▸ **Problem to solve**
Make an exact copy of all the entries below, with the pictures left out.

▸ **Exercise materials**
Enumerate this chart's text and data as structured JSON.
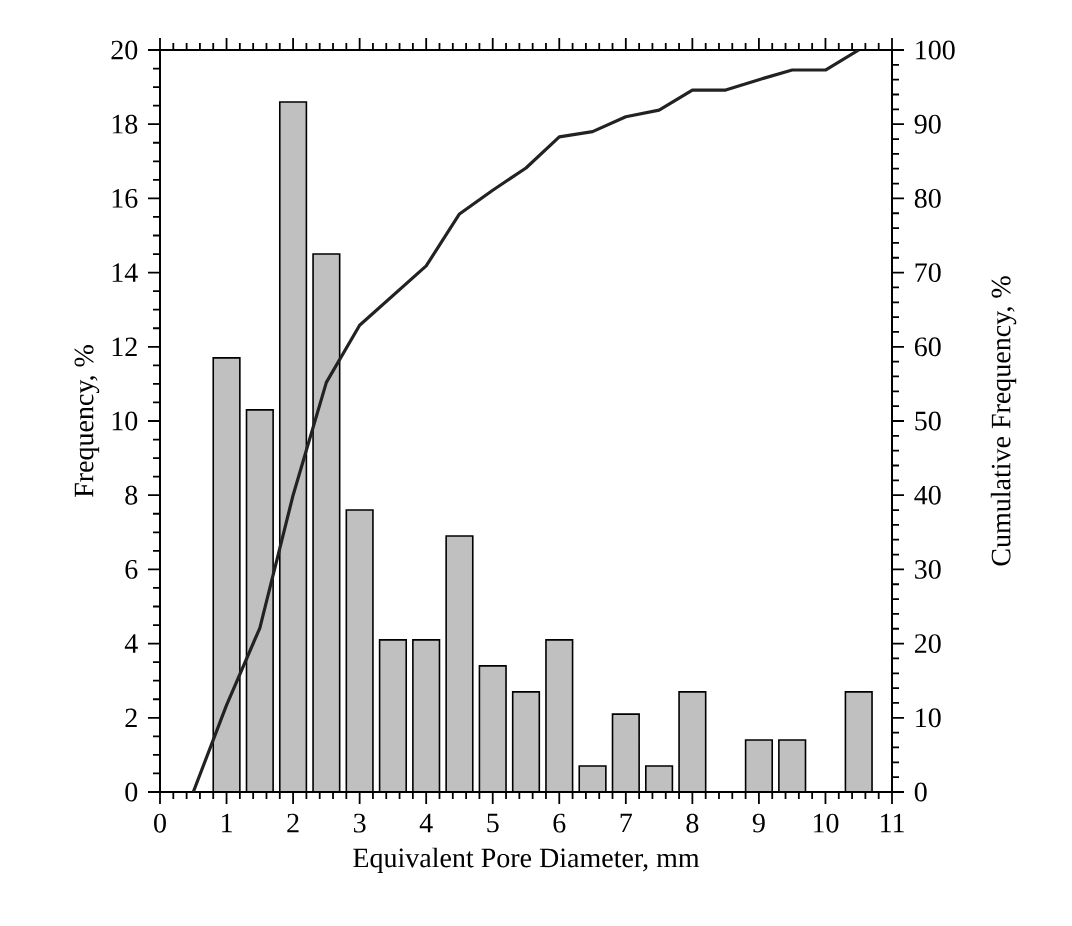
{
  "chart_data": {
    "type": "bar",
    "xlabel": "Equivalent Pore Diameter, mm",
    "ylabel": "Frequency, %",
    "y2label": "Cumulative Frequency, %",
    "x": [
      1,
      1.5,
      2,
      2.5,
      3,
      3.5,
      4,
      4.5,
      5,
      5.5,
      6,
      6.5,
      7,
      7.5,
      8,
      8.5,
      9,
      9.5,
      10,
      10.5
    ],
    "series": [
      {
        "color": "#c0c0c0",
        "values": [
          11.7,
          10.3,
          18.6,
          14.5,
          7.6,
          4.1,
          4.1,
          6.9,
          3.4,
          2.7,
          4.1,
          0.7,
          2.1,
          0.7,
          2.7,
          null,
          1.4,
          1.4,
          null,
          2.7
        ]
      },
      {
        "type": "line",
        "axis": "y2",
        "color": "#222222",
        "x": [
          0.5,
          1,
          1.5,
          2,
          2.5,
          3,
          3.5,
          4,
          4.5,
          5,
          5.5,
          6,
          6.5,
          7,
          7.5,
          8,
          8.5,
          9,
          9.5,
          10,
          10.5
        ],
        "values": [
          0,
          11.7,
          22.1,
          40,
          55.2,
          62.9,
          66.9,
          70.9,
          77.9,
          81.1,
          84.1,
          88.3,
          89,
          91,
          91.9,
          94.6,
          94.6,
          96,
          97.3,
          97.3,
          100
        ]
      }
    ],
    "xlim": [
      0,
      11
    ],
    "xticks": [
      0,
      1,
      2,
      3,
      4,
      5,
      6,
      7,
      8,
      9,
      10,
      11
    ],
    "ylim": [
      0,
      20
    ],
    "yticks": [
      0,
      2,
      4,
      6,
      8,
      10,
      12,
      14,
      16,
      18,
      20
    ],
    "y2lim": [
      0,
      100
    ],
    "y2ticks": [
      0,
      10,
      20,
      30,
      40,
      50,
      60,
      70,
      80,
      90,
      100
    ],
    "marker": "none",
    "line_style": "solid"
  }
}
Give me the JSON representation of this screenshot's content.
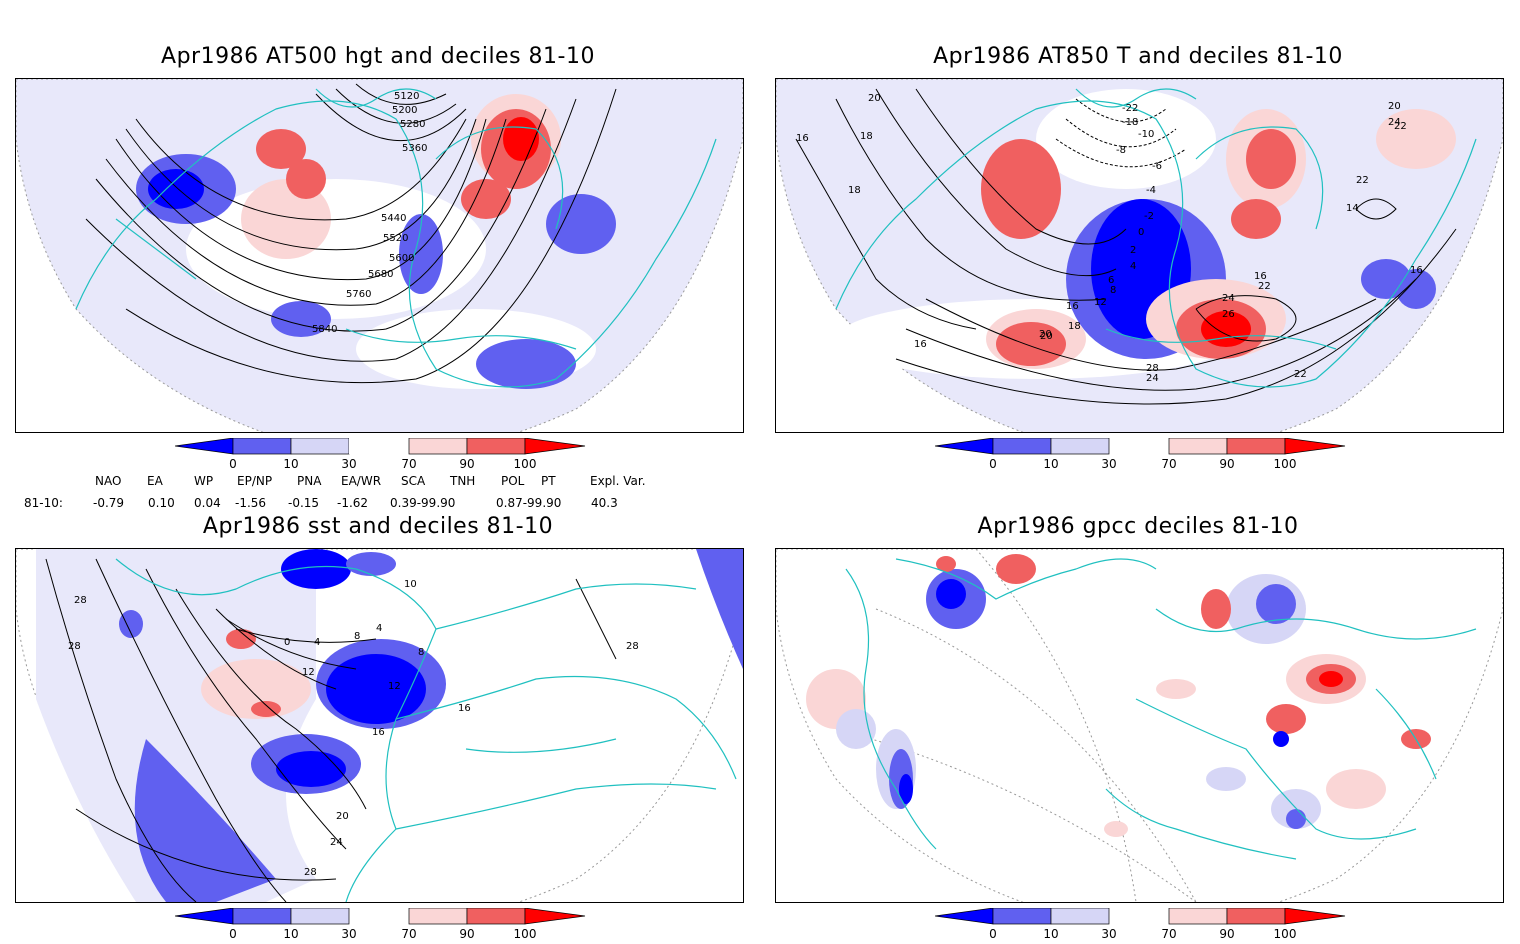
{
  "panels": {
    "p1": {
      "title": "Apr1986 AT500 hgt and deciles 81-10",
      "contour_labels": [
        "5120",
        "5200",
        "5280",
        "5360",
        "5440",
        "5520",
        "5600",
        "5680",
        "5760",
        "5840"
      ]
    },
    "p2": {
      "title": "Apr1986 AT850 T and deciles 81-10",
      "contour_labels": [
        "20",
        "18",
        "18",
        "16",
        "16",
        "18",
        "20",
        "-6",
        "-4",
        "-2",
        "0",
        "2",
        "4",
        "6",
        "8",
        "12",
        "16",
        "22",
        "24",
        "26",
        "28",
        "24",
        "22",
        "20",
        "22",
        "24",
        "22",
        "14",
        "16",
        "-18",
        "-10",
        "-8",
        "-22",
        "16",
        "20"
      ]
    },
    "p3": {
      "title": "Apr1986 sst and deciles 81-10",
      "contour_labels": [
        "28",
        "28",
        "0",
        "4",
        "8",
        "12",
        "16",
        "20",
        "24",
        "28",
        "10",
        "4",
        "8",
        "12",
        "16",
        "28"
      ]
    },
    "p4": {
      "title": "Apr1986 gpcc deciles 81-10"
    }
  },
  "colorbar": {
    "ticks": [
      "0",
      "10",
      "30",
      "70",
      "90",
      "100"
    ],
    "colors": [
      "#0000ff",
      "#6060f0",
      "#d6d6f6",
      "#ffffff",
      "#fad6d6",
      "#f06060",
      "#ff0000"
    ]
  },
  "indices": {
    "headers": [
      "NAO",
      "EA",
      "WP",
      "EP/NP",
      "PNA",
      "EA/WR",
      "SCA",
      "TNH",
      "POL",
      "PT",
      "Expl. Var."
    ],
    "row_label": "81-10:",
    "values": [
      "-0.79",
      "0.10",
      "0.04",
      "-1.56",
      "-0.15",
      "-1.62",
      "0.39-99.90",
      "0.87-99.90",
      "40.3"
    ]
  },
  "map_colors": {
    "coast": "#20c0c0",
    "contour": "#000000",
    "grid": "#999999"
  }
}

▸ **Response to the exercise**
Enumerate this chart's text and data as structured JSON.
{
  "chart_data": {
    "type": "bar",
    "xlabel": "Equivalent Pore Diameter, mm",
    "ylabel": "Frequency, %",
    "y2label": "Cumulative Frequency, %",
    "x": [
      1,
      1.5,
      2,
      2.5,
      3,
      3.5,
      4,
      4.5,
      5,
      5.5,
      6,
      6.5,
      7,
      7.5,
      8,
      8.5,
      9,
      9.5,
      10,
      10.5
    ],
    "series": [
      {
        "color": "#c0c0c0",
        "values": [
          11.7,
          10.3,
          18.6,
          14.5,
          7.6,
          4.1,
          4.1,
          6.9,
          3.4,
          2.7,
          4.1,
          0.7,
          2.1,
          0.7,
          2.7,
          null,
          1.4,
          1.4,
          null,
          2.7
        ]
      },
      {
        "type": "line",
        "axis": "y2",
        "color": "#222222",
        "x": [
          0.5,
          1,
          1.5,
          2,
          2.5,
          3,
          3.5,
          4,
          4.5,
          5,
          5.5,
          6,
          6.5,
          7,
          7.5,
          8,
          8.5,
          9,
          9.5,
          10,
          10.5
        ],
        "values": [
          0,
          11.7,
          22.1,
          40,
          55.2,
          62.9,
          66.9,
          70.9,
          77.9,
          81.1,
          84.1,
          88.3,
          89,
          91,
          91.9,
          94.6,
          94.6,
          96,
          97.3,
          97.3,
          100
        ]
      }
    ],
    "xlim": [
      0,
      11
    ],
    "xticks": [
      0,
      1,
      2,
      3,
      4,
      5,
      6,
      7,
      8,
      9,
      10,
      11
    ],
    "ylim": [
      0,
      20
    ],
    "yticks": [
      0,
      2,
      4,
      6,
      8,
      10,
      12,
      14,
      16,
      18,
      20
    ],
    "y2lim": [
      0,
      100
    ],
    "y2ticks": [
      0,
      10,
      20,
      30,
      40,
      50,
      60,
      70,
      80,
      90,
      100
    ],
    "marker": "none",
    "line_style": "solid"
  }
}
Give me the JSON representation of this screenshot's content.
{
  "panels": {
    "p1": {
      "title": "Apr1986 AT500 hgt and deciles 81-10",
      "contour_labels": [
        "5120",
        "5200",
        "5280",
        "5360",
        "5440",
        "5520",
        "5600",
        "5680",
        "5760",
        "5840"
      ]
    },
    "p2": {
      "title": "Apr1986 AT850 T and deciles 81-10",
      "contour_labels": [
        "20",
        "18",
        "18",
        "16",
        "16",
        "18",
        "20",
        "-6",
        "-4",
        "-2",
        "0",
        "2",
        "4",
        "6",
        "8",
        "12",
        "16",
        "22",
        "24",
        "26",
        "28",
        "24",
        "22",
        "20",
        "22",
        "24",
        "22",
        "14",
        "16",
        "-18",
        "-10",
        "-8",
        "-22",
        "16",
        "20"
      ]
    },
    "p3": {
      "title": "Apr1986 sst and deciles 81-10",
      "contour_labels": [
        "28",
        "28",
        "0",
        "4",
        "8",
        "12",
        "16",
        "20",
        "24",
        "28",
        "10",
        "4",
        "8",
        "12",
        "16",
        "28"
      ]
    },
    "p4": {
      "title": "Apr1986 gpcc deciles 81-10"
    }
  },
  "colorbar": {
    "ticks": [
      "0",
      "10",
      "30",
      "70",
      "90",
      "100"
    ],
    "colors": [
      "#0000ff",
      "#6060f0",
      "#d6d6f6",
      "#ffffff",
      "#fad6d6",
      "#f06060",
      "#ff0000"
    ]
  },
  "indices": {
    "headers": [
      "NAO",
      "EA",
      "WP",
      "EP/NP",
      "PNA",
      "EA/WR",
      "SCA",
      "TNH",
      "POL",
      "PT",
      "Expl. Var."
    ],
    "row_label": "81-10:",
    "values": [
      "-0.79",
      "0.10",
      "0.04",
      "-1.56",
      "-0.15",
      "-1.62",
      "0.39-99.90",
      "0.87-99.90",
      "40.3"
    ]
  },
  "map_colors": {
    "coast": "#20c0c0",
    "contour": "#000000",
    "grid": "#999999"
  }
}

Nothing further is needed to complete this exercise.